WHAT THE EXERCISE ASKS: Find each line containing the string "JSON" and return it.

DATA EXTRACT:
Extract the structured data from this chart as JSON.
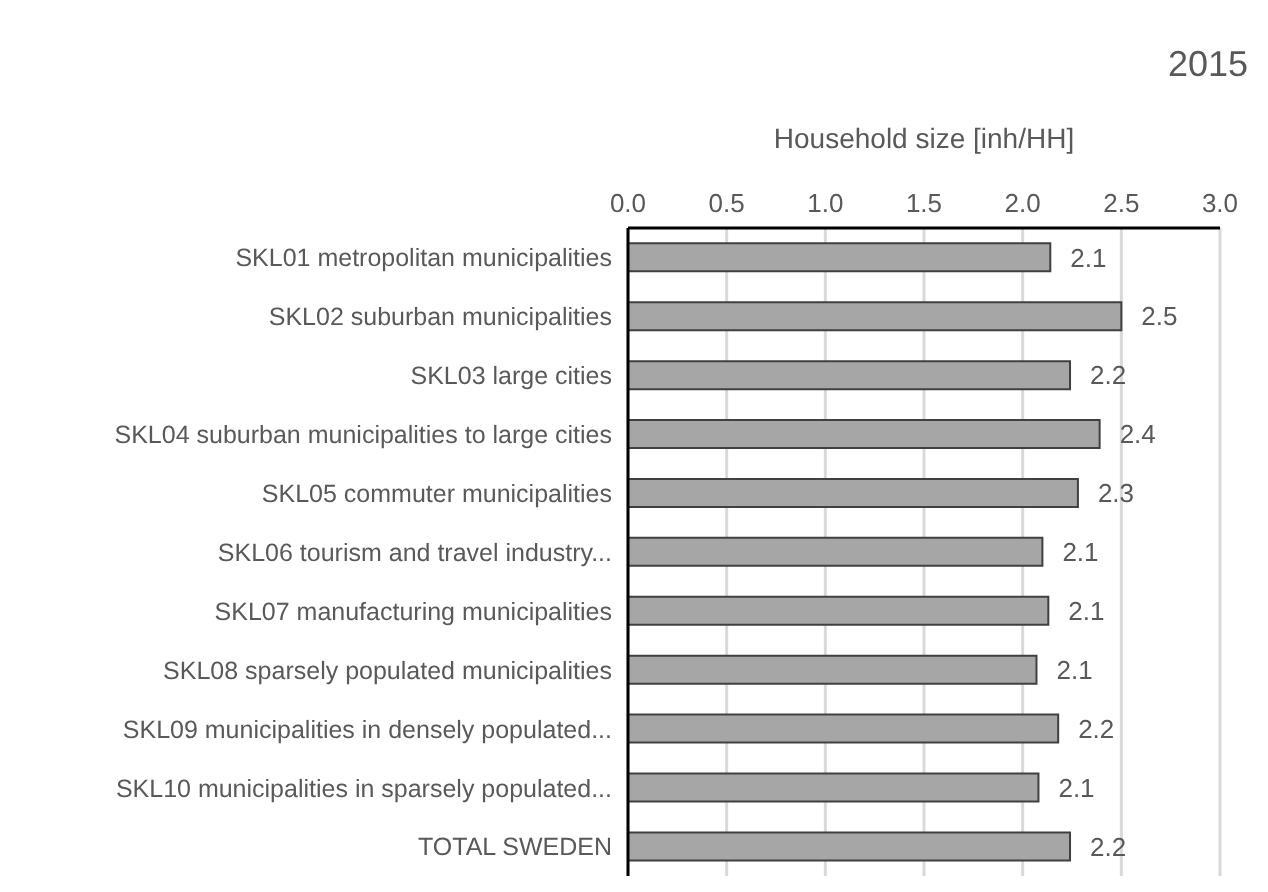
{
  "chart_data": {
    "type": "bar",
    "orientation": "horizontal",
    "title": "2015",
    "xlabel": "Household size [inh/HH]",
    "categories": [
      "SKL01 metropolitan municipalities",
      "SKL02 suburban municipalities",
      "SKL03 large cities",
      "SKL04 suburban municipalities to large cities",
      "SKL05 commuter municipalities",
      "SKL06 tourism and travel industry...",
      "SKL07 manufacturing municipalities",
      "SKL08 sparsely populated municipalities",
      "SKL09 municipalities in densely populated...",
      "SKL10 municipalities in sparsely populated...",
      "TOTAL SWEDEN"
    ],
    "values": [
      2.14,
      2.5,
      2.24,
      2.39,
      2.28,
      2.1,
      2.13,
      2.07,
      2.18,
      2.08,
      2.24
    ],
    "value_labels": [
      "2.1",
      "2.5",
      "2.2",
      "2.4",
      "2.3",
      "2.1",
      "2.1",
      "2.1",
      "2.2",
      "2.1",
      "2.2"
    ],
    "color": "#a6a6a6",
    "xlim": [
      0,
      3
    ],
    "xticks": [
      {
        "value": 0,
        "label": "0.0"
      },
      {
        "value": 0.5,
        "label": "0.5"
      },
      {
        "value": 1,
        "label": "1.0"
      },
      {
        "value": 1.5,
        "label": "1.5"
      },
      {
        "value": 2,
        "label": "2.0"
      },
      {
        "value": 2.5,
        "label": "2.5"
      },
      {
        "value": 3,
        "label": "3.0"
      }
    ],
    "grid": "x"
  }
}
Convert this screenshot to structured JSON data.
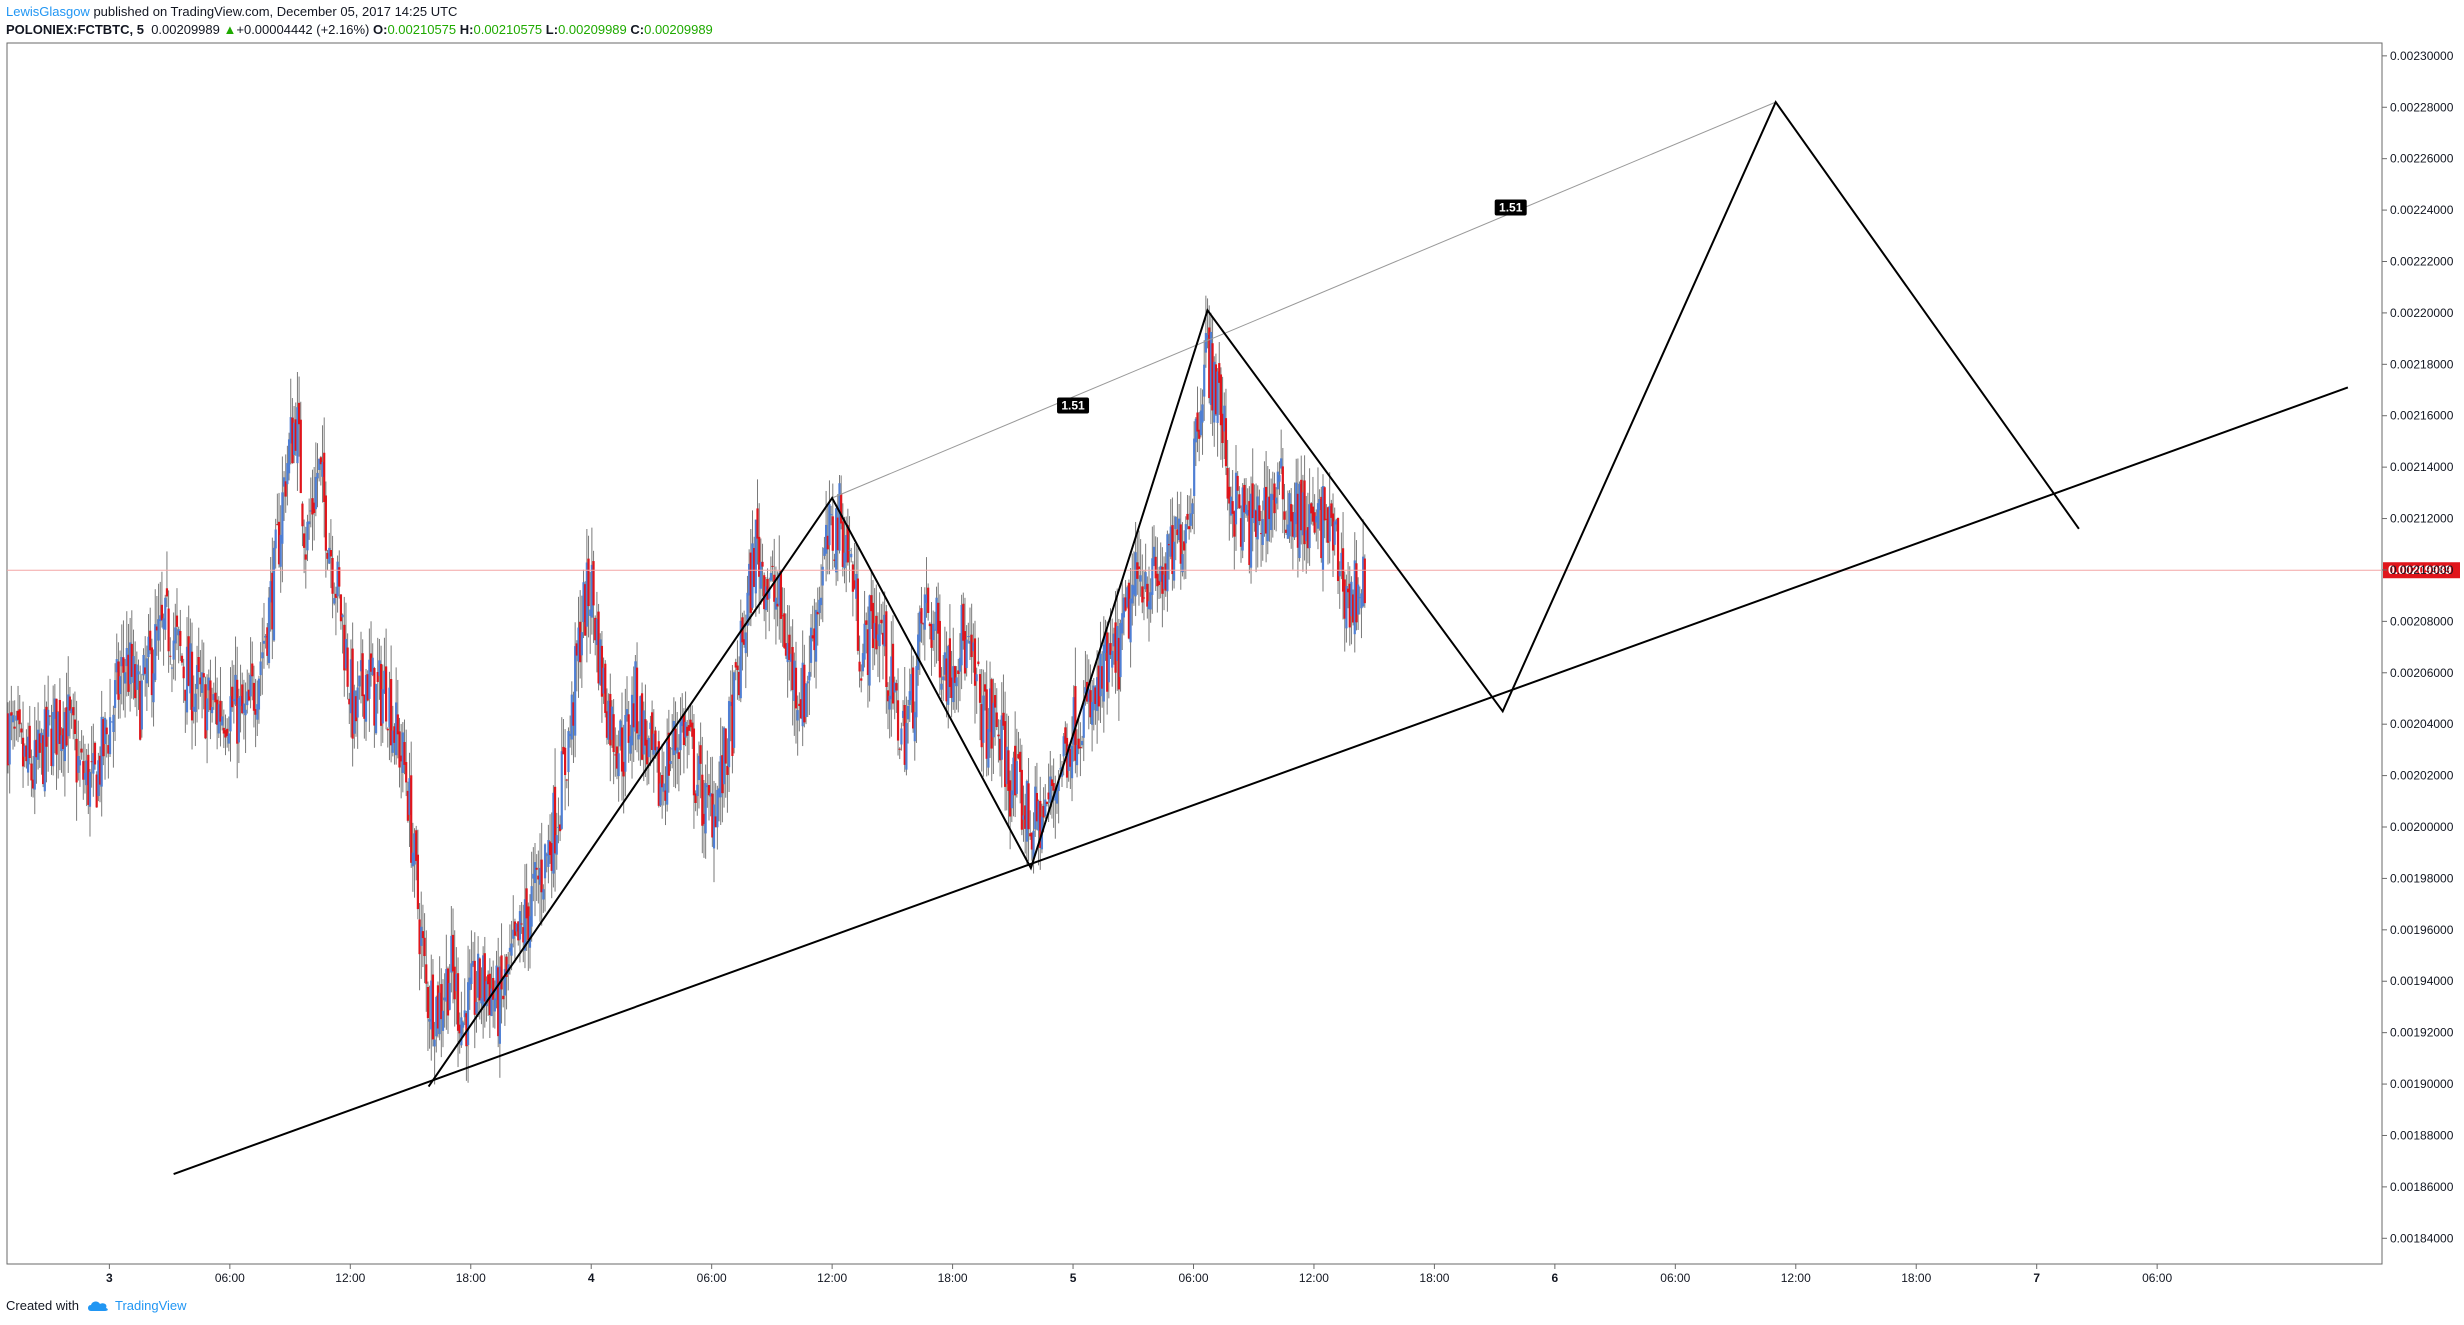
{
  "header": {
    "author": "LewisGlasgow",
    "published": "published on TradingView.com, December 05, 2017 14:25 UTC",
    "symbol": "POLONIEX:FCTBTC, 5",
    "last": "0.00209989",
    "arrow": "▲",
    "change": "+0.00004442 (+2.16%)",
    "o_label": "O:",
    "o_value": "0.00210575",
    "h_label": "H:",
    "h_value": "0.00210575",
    "l_label": "L:",
    "l_value": "0.00209989",
    "c_label": "C:",
    "c_value": "0.00209989"
  },
  "footer": {
    "created_with": "Created with",
    "brand": "TradingView",
    "logo_icon": "tradingview-cloud-icon"
  },
  "colors": {
    "up": "#4f7fd4",
    "down": "#e0151b",
    "wick": "#7a7a7a",
    "lastPriceLine": "#f4a5a5",
    "lastPriceBadge": "#e0151b",
    "pattern": "#000000",
    "projection": "#999999",
    "labelBg": "#000000"
  },
  "chart_data": {
    "type": "candlestick",
    "ylim": [
      0.00183,
      0.002305
    ],
    "y_ticks": [
      "0.00184000",
      "0.00186000",
      "0.00188000",
      "0.00190000",
      "0.00192000",
      "0.00194000",
      "0.00196000",
      "0.00198000",
      "0.00200000",
      "0.00202000",
      "0.00204000",
      "0.00206000",
      "0.00208000",
      "0.00210000",
      "0.00212000",
      "0.00214000",
      "0.00216000",
      "0.00218000",
      "0.00220000",
      "0.00222000",
      "0.00224000",
      "0.00226000",
      "0.00228000",
      "0.00230000"
    ],
    "x_ticks": [
      {
        "label": "3",
        "t": 0
      },
      {
        "label": "06:00",
        "t": 6
      },
      {
        "label": "12:00",
        "t": 12
      },
      {
        "label": "18:00",
        "t": 18
      },
      {
        "label": "4",
        "t": 24
      },
      {
        "label": "06:00",
        "t": 30
      },
      {
        "label": "12:00",
        "t": 36
      },
      {
        "label": "18:00",
        "t": 42
      },
      {
        "label": "5",
        "t": 48
      },
      {
        "label": "06:00",
        "t": 54
      },
      {
        "label": "12:00",
        "t": 60
      },
      {
        "label": "18:00",
        "t": 66
      },
      {
        "label": "6",
        "t": 72
      },
      {
        "label": "06:00",
        "t": 78
      },
      {
        "label": "12:00",
        "t": 84
      },
      {
        "label": "18:00",
        "t": 90
      },
      {
        "label": "7",
        "t": 96
      },
      {
        "label": "06:00",
        "t": 102
      }
    ],
    "t_range": [
      -5.1,
      113.2
    ],
    "last_price": 0.00209989,
    "last_price_label": "0.00209989",
    "price_path": [
      [
        -5.1,
        0.00204
      ],
      [
        -4.5,
        0.002028
      ],
      [
        -3.8,
        0.00202
      ],
      [
        -3.0,
        0.002035
      ],
      [
        -2.2,
        0.002045
      ],
      [
        -1.5,
        0.002022
      ],
      [
        -0.8,
        0.002015
      ],
      [
        0,
        0.00204
      ],
      [
        0.8,
        0.002065
      ],
      [
        1.5,
        0.002048
      ],
      [
        2.3,
        0.00207
      ],
      [
        3.0,
        0.002078
      ],
      [
        3.8,
        0.00206
      ],
      [
        4.5,
        0.00205
      ],
      [
        5.3,
        0.002045
      ],
      [
        6.0,
        0.002048
      ],
      [
        6.8,
        0.00204
      ],
      [
        7.5,
        0.002065
      ],
      [
        8.2,
        0.002095
      ],
      [
        8.8,
        0.00214
      ],
      [
        9.3,
        0.00216
      ],
      [
        9.8,
        0.00211
      ],
      [
        10.4,
        0.00214
      ],
      [
        11.0,
        0.00211
      ],
      [
        11.6,
        0.00208
      ],
      [
        12.2,
        0.00204
      ],
      [
        12.8,
        0.00206
      ],
      [
        13.3,
        0.00205
      ],
      [
        13.8,
        0.002055
      ],
      [
        14.3,
        0.002035
      ],
      [
        14.8,
        0.00202
      ],
      [
        15.3,
        0.001975
      ],
      [
        15.8,
        0.001935
      ],
      [
        16.4,
        0.00193
      ],
      [
        17.0,
        0.001945
      ],
      [
        17.6,
        0.001925
      ],
      [
        18.2,
        0.001935
      ],
      [
        18.8,
        0.00194
      ],
      [
        19.4,
        0.00193
      ],
      [
        20.0,
        0.001945
      ],
      [
        20.6,
        0.00196
      ],
      [
        21.2,
        0.001975
      ],
      [
        21.8,
        0.00199
      ],
      [
        22.4,
        0.00201
      ],
      [
        23.0,
        0.00204
      ],
      [
        23.5,
        0.00208
      ],
      [
        24.0,
        0.002095
      ],
      [
        24.5,
        0.00206
      ],
      [
        25.0,
        0.00204
      ],
      [
        25.6,
        0.00203
      ],
      [
        26.2,
        0.00205
      ],
      [
        26.8,
        0.00203
      ],
      [
        27.4,
        0.002015
      ],
      [
        28.0,
        0.00203
      ],
      [
        28.6,
        0.00204
      ],
      [
        29.2,
        0.00202
      ],
      [
        29.8,
        0.002005
      ],
      [
        30.4,
        0.002015
      ],
      [
        31.0,
        0.00204
      ],
      [
        31.6,
        0.002075
      ],
      [
        32.2,
        0.00211
      ],
      [
        32.8,
        0.002095
      ],
      [
        33.4,
        0.002085
      ],
      [
        34.0,
        0.00206
      ],
      [
        34.6,
        0.00205
      ],
      [
        35.2,
        0.002085
      ],
      [
        35.8,
        0.00211
      ],
      [
        36.4,
        0.00212
      ],
      [
        37.0,
        0.0021
      ],
      [
        37.5,
        0.002065
      ],
      [
        38.0,
        0.00208
      ],
      [
        38.5,
        0.002075
      ],
      [
        39.0,
        0.00205
      ],
      [
        39.5,
        0.002035
      ],
      [
        40.0,
        0.00205
      ],
      [
        40.6,
        0.002085
      ],
      [
        41.2,
        0.002075
      ],
      [
        41.8,
        0.00206
      ],
      [
        42.4,
        0.002075
      ],
      [
        43.0,
        0.00206
      ],
      [
        43.6,
        0.00204
      ],
      [
        44.2,
        0.00204
      ],
      [
        44.8,
        0.00202
      ],
      [
        45.4,
        0.00201
      ],
      [
        46.0,
        0.002
      ],
      [
        46.6,
        0.002005
      ],
      [
        47.2,
        0.00202
      ],
      [
        47.8,
        0.002035
      ],
      [
        48.4,
        0.002045
      ],
      [
        49.0,
        0.002045
      ],
      [
        49.6,
        0.00206
      ],
      [
        50.2,
        0.002065
      ],
      [
        50.8,
        0.002085
      ],
      [
        51.4,
        0.0021
      ],
      [
        52.0,
        0.002095
      ],
      [
        52.6,
        0.002098
      ],
      [
        53.2,
        0.00211
      ],
      [
        53.8,
        0.002125
      ],
      [
        54.2,
        0.00216
      ],
      [
        54.6,
        0.002185
      ],
      [
        55.0,
        0.002175
      ],
      [
        55.4,
        0.00216
      ],
      [
        55.8,
        0.00213
      ],
      [
        56.4,
        0.00212
      ],
      [
        57.0,
        0.002115
      ],
      [
        57.6,
        0.002125
      ],
      [
        58.2,
        0.00213
      ],
      [
        58.8,
        0.002125
      ],
      [
        59.4,
        0.00212
      ],
      [
        60.0,
        0.002115
      ],
      [
        60.6,
        0.00212
      ],
      [
        61.2,
        0.002105
      ],
      [
        61.8,
        0.002085
      ],
      [
        62.2,
        0.002095
      ],
      [
        62.6,
        0.002098
      ]
    ],
    "pattern_points": [
      [
        15.9,
        0.001899
      ],
      [
        36.0,
        0.002128
      ],
      [
        45.9,
        0.001984
      ],
      [
        54.7,
        0.002201
      ],
      [
        69.4,
        0.002045
      ],
      [
        83.0,
        0.002282
      ],
      [
        98.1,
        0.002116
      ]
    ],
    "support_line": [
      [
        3.2,
        0.001865
      ],
      [
        111.5,
        0.002171
      ]
    ],
    "projection_line": [
      [
        36.0,
        0.002128
      ],
      [
        83.0,
        0.002282
      ]
    ],
    "ratio_labels": [
      {
        "text": "1.51",
        "t": 48.0,
        "y": 0.002164
      },
      {
        "text": "1.51",
        "t": 69.8,
        "y": 0.002241
      }
    ]
  }
}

RESULT OF THE EXERCISE:
Extract the structured data from this chart as JSON.
Convert this screenshot to structured JSON data.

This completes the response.